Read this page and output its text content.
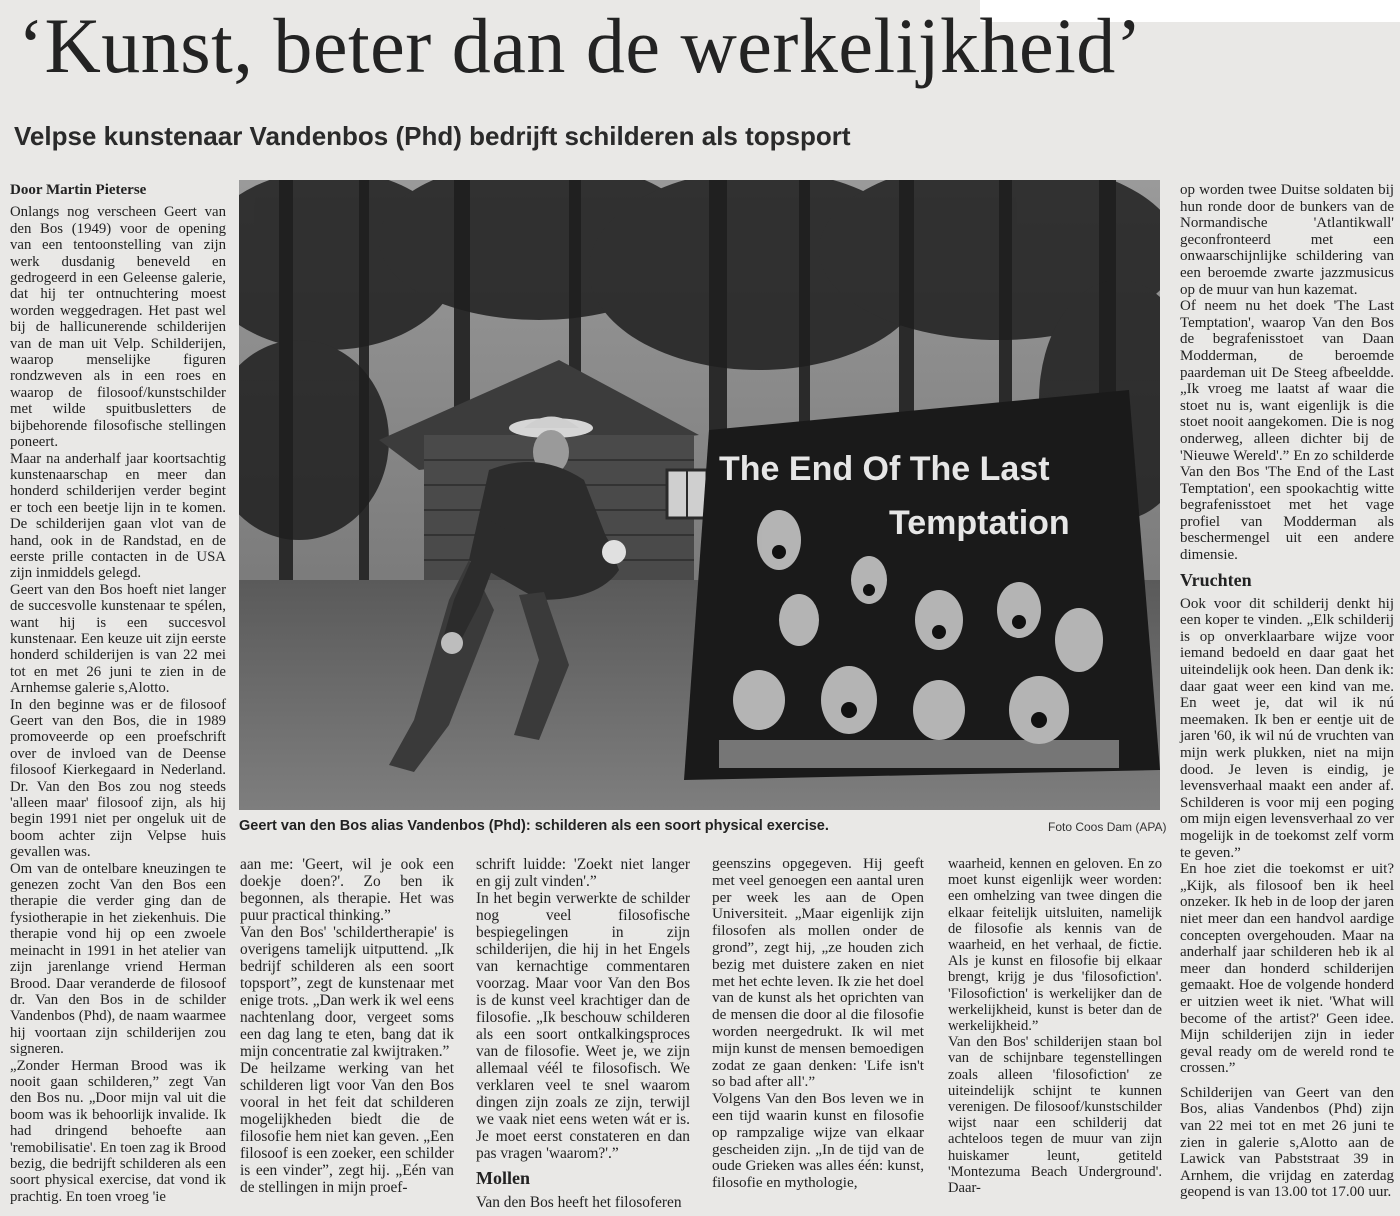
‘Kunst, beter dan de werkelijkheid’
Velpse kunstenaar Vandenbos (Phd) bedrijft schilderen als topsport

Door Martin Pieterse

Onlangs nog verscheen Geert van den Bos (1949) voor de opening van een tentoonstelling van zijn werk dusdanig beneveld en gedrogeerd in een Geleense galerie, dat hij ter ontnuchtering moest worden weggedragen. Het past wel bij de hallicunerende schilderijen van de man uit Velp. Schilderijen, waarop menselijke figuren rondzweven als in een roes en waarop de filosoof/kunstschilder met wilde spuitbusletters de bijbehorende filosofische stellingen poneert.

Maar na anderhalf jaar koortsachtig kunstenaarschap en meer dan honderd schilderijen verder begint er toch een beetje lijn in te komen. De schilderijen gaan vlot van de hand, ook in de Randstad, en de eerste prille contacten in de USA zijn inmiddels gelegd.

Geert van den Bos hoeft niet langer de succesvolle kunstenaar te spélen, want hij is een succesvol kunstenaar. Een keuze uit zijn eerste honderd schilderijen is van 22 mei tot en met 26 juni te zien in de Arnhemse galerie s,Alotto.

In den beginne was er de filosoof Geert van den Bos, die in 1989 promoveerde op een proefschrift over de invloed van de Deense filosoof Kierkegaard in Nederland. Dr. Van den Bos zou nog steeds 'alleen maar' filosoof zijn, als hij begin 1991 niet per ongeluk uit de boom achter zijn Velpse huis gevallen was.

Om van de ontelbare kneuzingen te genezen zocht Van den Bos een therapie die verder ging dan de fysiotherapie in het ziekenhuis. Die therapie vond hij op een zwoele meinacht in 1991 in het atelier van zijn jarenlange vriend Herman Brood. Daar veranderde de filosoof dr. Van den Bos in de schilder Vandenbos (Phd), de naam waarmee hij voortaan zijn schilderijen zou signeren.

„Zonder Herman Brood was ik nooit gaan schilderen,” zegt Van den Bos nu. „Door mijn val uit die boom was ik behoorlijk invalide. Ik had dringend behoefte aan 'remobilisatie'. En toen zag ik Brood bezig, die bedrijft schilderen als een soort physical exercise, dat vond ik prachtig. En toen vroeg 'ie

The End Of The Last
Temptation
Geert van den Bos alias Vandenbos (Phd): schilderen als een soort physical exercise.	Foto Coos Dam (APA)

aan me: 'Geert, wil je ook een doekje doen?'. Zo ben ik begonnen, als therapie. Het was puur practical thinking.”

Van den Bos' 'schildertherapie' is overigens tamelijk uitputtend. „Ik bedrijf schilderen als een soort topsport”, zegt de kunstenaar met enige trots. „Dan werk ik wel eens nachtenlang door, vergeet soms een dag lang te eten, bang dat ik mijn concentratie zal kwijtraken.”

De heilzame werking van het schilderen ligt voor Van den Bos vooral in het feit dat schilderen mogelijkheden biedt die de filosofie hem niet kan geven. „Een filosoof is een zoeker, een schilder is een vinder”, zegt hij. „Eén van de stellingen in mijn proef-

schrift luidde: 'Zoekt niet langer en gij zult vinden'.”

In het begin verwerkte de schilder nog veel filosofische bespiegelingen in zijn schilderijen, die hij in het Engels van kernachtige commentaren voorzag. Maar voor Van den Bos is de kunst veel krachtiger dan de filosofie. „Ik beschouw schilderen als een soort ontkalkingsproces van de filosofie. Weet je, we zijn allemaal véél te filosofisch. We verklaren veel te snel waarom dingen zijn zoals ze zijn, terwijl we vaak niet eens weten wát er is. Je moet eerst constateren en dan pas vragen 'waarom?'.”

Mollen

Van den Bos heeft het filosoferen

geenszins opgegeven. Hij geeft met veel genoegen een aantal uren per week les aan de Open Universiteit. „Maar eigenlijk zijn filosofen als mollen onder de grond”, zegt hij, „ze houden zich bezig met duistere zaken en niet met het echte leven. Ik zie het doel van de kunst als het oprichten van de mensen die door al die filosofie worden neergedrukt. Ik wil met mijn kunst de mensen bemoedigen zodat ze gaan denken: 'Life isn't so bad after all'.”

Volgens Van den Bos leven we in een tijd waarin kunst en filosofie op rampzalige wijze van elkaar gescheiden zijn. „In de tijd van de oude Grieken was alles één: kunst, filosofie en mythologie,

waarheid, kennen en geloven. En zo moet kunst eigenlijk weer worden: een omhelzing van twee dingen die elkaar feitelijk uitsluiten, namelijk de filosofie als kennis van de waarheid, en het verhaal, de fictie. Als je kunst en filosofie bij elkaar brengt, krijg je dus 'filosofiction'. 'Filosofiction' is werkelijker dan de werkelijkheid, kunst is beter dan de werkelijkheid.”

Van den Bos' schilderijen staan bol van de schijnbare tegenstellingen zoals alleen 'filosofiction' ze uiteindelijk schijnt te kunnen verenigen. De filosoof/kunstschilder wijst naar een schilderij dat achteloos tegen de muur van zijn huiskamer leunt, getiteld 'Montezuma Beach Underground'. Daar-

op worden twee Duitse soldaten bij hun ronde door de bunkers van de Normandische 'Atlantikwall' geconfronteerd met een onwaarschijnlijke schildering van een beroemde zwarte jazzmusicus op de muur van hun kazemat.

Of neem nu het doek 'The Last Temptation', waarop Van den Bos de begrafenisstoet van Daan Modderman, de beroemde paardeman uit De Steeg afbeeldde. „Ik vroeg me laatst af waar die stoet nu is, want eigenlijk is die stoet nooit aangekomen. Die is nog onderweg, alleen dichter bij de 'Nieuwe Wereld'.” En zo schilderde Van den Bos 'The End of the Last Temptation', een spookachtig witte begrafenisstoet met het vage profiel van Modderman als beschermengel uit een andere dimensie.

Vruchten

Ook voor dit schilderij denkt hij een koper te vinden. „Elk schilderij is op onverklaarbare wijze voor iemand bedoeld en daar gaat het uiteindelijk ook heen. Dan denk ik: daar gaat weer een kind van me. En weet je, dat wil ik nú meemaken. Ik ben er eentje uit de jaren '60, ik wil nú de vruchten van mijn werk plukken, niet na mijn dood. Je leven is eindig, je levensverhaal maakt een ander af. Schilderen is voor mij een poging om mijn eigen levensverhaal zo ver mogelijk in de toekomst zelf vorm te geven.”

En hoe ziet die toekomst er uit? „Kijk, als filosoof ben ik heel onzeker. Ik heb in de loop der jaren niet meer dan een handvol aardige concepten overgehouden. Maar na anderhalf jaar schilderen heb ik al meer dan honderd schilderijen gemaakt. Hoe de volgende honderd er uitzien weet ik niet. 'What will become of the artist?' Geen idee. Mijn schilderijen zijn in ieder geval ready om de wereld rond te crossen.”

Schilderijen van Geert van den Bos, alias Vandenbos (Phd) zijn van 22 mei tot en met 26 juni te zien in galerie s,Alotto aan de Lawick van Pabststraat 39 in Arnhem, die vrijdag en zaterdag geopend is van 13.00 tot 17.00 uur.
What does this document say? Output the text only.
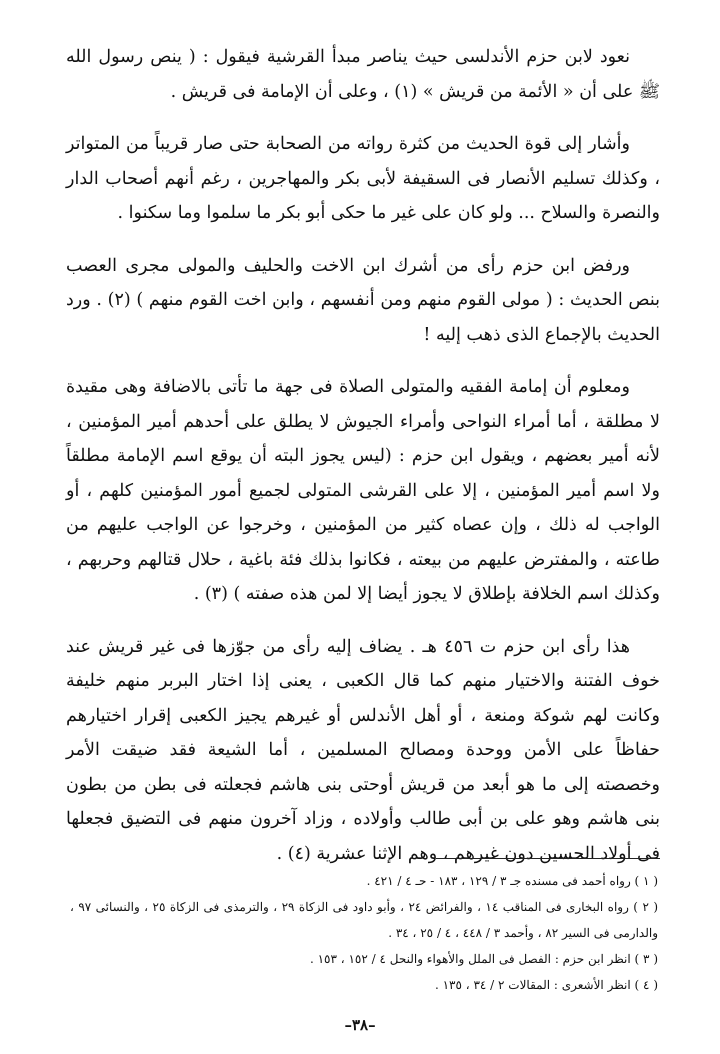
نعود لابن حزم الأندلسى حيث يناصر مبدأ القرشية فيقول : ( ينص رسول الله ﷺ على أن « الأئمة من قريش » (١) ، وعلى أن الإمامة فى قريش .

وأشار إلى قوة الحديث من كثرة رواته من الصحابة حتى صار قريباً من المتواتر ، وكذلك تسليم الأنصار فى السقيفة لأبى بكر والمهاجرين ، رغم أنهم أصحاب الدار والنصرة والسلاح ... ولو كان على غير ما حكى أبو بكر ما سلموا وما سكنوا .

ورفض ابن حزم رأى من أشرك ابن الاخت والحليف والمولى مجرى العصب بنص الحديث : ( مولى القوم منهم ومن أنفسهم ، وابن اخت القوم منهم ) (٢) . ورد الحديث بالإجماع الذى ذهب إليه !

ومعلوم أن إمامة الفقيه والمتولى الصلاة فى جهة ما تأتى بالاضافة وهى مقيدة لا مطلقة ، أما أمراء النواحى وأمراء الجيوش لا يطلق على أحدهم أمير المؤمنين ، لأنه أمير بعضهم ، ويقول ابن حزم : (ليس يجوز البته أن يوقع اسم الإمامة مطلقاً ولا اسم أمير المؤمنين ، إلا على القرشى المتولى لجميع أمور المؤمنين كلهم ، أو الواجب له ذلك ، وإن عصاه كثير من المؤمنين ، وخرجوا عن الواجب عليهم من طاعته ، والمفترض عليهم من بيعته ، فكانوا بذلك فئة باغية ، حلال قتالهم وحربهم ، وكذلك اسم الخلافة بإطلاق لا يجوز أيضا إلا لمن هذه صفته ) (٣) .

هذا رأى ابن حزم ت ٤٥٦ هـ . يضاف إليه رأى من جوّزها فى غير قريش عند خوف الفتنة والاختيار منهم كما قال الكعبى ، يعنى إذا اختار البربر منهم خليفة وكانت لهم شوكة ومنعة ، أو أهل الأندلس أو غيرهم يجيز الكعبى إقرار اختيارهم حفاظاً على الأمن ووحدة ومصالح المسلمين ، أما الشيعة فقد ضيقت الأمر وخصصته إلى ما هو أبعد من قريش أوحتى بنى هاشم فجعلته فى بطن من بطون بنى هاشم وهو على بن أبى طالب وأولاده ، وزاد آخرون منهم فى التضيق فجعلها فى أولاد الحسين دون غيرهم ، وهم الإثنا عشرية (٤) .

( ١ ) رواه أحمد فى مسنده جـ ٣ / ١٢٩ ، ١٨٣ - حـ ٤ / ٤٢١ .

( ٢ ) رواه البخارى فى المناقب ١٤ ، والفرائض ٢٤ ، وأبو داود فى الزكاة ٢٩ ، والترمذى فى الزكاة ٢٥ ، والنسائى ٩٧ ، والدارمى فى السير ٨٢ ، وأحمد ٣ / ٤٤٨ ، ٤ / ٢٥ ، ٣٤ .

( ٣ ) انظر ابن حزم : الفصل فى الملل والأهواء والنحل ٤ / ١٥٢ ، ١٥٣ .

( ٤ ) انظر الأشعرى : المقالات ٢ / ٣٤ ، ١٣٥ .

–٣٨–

**THE PROBLEM:** Wherever "انظر" shows up in a line, copy that line.

**EXERCISE RESPONSE:**
( ٣ ) انظر ابن حزم : الفصل فى الملل والأهواء والنحل ٤ / ١٥٢ ، ١٥٣ .
( ٤ ) انظر الأشعرى : المقالات ٢ / ٣٤ ، ١٣٥ .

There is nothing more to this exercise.